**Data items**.

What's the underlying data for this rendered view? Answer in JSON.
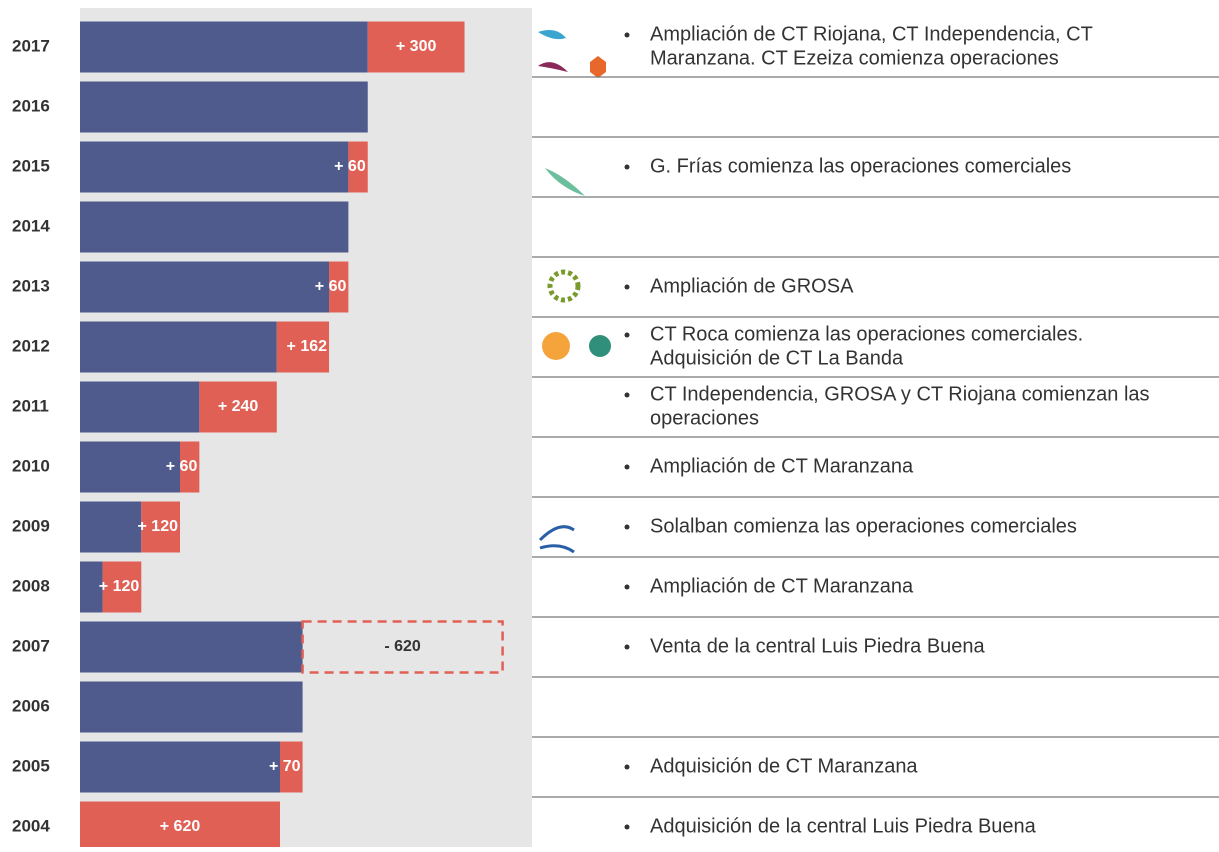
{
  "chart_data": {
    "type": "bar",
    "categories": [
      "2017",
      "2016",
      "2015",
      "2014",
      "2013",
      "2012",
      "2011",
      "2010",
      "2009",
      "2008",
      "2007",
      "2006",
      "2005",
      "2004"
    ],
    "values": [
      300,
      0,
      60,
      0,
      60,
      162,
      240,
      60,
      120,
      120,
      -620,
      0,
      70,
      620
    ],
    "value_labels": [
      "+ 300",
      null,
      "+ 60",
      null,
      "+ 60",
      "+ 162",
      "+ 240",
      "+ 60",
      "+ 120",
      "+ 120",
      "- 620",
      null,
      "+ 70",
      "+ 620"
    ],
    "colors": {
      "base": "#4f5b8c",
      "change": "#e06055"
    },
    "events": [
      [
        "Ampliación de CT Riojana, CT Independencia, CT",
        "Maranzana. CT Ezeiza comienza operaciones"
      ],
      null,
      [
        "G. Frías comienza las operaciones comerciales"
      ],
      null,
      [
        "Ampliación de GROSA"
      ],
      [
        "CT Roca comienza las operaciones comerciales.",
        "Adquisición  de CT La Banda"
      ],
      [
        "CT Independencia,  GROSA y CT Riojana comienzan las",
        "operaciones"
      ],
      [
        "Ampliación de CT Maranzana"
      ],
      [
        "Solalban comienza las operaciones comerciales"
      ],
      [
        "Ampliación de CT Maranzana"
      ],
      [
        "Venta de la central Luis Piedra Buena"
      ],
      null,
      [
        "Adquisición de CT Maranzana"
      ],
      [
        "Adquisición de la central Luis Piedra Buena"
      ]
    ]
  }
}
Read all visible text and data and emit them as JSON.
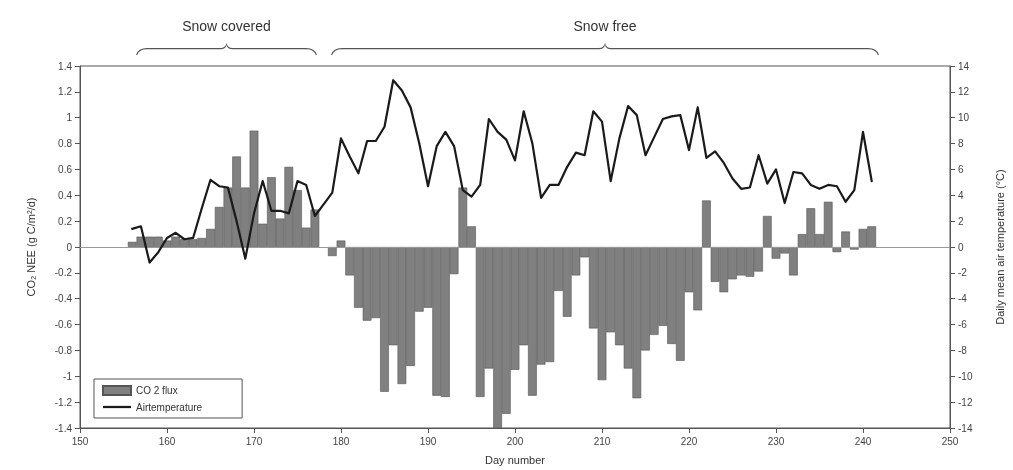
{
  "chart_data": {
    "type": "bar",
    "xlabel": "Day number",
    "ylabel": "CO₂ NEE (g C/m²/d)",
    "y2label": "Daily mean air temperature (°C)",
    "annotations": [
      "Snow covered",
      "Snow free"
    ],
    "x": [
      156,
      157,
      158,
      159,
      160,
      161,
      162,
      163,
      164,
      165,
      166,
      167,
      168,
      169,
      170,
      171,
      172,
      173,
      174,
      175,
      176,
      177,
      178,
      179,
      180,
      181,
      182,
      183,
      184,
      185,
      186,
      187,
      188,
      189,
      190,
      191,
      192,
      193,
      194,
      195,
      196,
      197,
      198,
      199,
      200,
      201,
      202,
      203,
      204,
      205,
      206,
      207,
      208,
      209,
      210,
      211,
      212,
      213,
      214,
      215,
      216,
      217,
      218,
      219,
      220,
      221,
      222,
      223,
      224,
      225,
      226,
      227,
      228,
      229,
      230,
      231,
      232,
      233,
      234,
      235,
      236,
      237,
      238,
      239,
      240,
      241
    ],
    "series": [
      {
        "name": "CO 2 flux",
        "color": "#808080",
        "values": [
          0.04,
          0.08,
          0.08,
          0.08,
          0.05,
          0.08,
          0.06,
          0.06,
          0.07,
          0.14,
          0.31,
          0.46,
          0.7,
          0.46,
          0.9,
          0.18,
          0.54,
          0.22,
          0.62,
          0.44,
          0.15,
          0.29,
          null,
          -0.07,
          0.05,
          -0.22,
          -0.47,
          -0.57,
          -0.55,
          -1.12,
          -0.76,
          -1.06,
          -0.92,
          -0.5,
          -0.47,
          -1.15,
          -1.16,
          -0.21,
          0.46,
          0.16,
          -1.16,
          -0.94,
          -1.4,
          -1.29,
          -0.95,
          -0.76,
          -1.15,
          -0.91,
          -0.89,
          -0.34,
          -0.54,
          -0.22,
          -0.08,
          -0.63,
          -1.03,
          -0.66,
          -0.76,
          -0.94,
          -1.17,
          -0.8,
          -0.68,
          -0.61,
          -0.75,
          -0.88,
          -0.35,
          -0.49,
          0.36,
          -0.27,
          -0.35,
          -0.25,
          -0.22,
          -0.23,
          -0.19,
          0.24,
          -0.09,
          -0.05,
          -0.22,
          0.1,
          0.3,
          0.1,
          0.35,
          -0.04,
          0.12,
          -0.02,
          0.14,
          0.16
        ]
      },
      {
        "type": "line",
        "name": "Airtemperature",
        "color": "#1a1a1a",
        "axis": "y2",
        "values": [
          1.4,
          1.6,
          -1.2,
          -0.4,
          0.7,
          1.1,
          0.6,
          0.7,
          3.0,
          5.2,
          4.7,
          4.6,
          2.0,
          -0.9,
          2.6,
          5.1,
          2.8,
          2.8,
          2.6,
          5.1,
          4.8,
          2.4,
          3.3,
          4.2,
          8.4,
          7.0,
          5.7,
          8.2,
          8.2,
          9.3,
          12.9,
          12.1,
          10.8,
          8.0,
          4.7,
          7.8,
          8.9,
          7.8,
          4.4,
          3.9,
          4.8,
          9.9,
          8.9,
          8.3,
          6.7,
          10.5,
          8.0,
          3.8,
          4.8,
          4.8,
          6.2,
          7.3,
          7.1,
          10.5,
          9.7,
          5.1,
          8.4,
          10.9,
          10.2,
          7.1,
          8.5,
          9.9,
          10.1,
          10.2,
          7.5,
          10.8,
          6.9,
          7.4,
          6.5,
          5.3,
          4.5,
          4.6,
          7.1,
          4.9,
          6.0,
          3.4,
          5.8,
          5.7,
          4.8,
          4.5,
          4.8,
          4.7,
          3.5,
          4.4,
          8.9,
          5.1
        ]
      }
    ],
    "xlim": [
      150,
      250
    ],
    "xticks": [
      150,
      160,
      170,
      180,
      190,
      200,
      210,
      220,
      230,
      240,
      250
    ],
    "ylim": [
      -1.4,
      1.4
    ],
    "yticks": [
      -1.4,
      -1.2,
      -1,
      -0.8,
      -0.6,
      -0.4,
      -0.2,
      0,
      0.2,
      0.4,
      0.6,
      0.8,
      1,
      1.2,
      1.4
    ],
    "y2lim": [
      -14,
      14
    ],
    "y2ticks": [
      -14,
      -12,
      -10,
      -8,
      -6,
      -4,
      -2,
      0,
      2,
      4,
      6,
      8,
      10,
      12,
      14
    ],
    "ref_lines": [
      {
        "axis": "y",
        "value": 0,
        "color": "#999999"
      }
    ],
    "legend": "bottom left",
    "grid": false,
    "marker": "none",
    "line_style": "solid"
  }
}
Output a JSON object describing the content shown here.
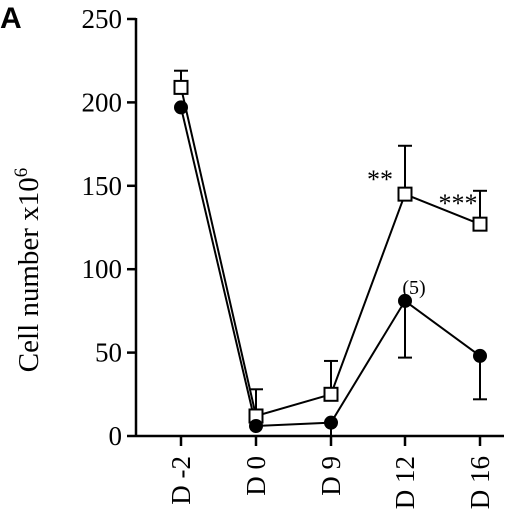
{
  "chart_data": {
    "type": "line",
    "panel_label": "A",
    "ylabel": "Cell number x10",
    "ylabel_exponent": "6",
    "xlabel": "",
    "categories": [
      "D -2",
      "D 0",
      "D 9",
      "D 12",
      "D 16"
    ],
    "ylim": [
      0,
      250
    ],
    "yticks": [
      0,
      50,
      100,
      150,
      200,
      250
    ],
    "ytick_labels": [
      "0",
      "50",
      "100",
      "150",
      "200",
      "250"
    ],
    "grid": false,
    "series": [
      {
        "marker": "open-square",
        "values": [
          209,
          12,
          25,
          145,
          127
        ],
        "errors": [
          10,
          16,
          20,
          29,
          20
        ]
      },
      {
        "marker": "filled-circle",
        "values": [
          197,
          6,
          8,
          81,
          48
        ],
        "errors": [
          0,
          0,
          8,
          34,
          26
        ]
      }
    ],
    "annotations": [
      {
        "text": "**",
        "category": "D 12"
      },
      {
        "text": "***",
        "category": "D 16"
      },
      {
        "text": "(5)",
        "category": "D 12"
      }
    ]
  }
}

**The exercise**. Pictures are to be left out; otherwise, copy exactly each line from the one containing "Output a JSON" through the last line of the listing.

**Task answer**.
Output a JSON object describing the content shown here.
{
  "chart_data": {
    "type": "line",
    "panel_label": "A",
    "ylabel": "Cell number x10",
    "ylabel_exponent": "6",
    "xlabel": "",
    "categories": [
      "D -2",
      "D 0",
      "D 9",
      "D 12",
      "D 16"
    ],
    "ylim": [
      0,
      250
    ],
    "yticks": [
      0,
      50,
      100,
      150,
      200,
      250
    ],
    "ytick_labels": [
      "0",
      "50",
      "100",
      "150",
      "200",
      "250"
    ],
    "grid": false,
    "series": [
      {
        "marker": "open-square",
        "values": [
          209,
          12,
          25,
          145,
          127
        ],
        "errors": [
          10,
          16,
          20,
          29,
          20
        ]
      },
      {
        "marker": "filled-circle",
        "values": [
          197,
          6,
          8,
          81,
          48
        ],
        "errors": [
          0,
          0,
          8,
          34,
          26
        ]
      }
    ],
    "annotations": [
      {
        "text": "**",
        "category": "D 12"
      },
      {
        "text": "***",
        "category": "D 16"
      },
      {
        "text": "(5)",
        "category": "D 12"
      }
    ]
  }
}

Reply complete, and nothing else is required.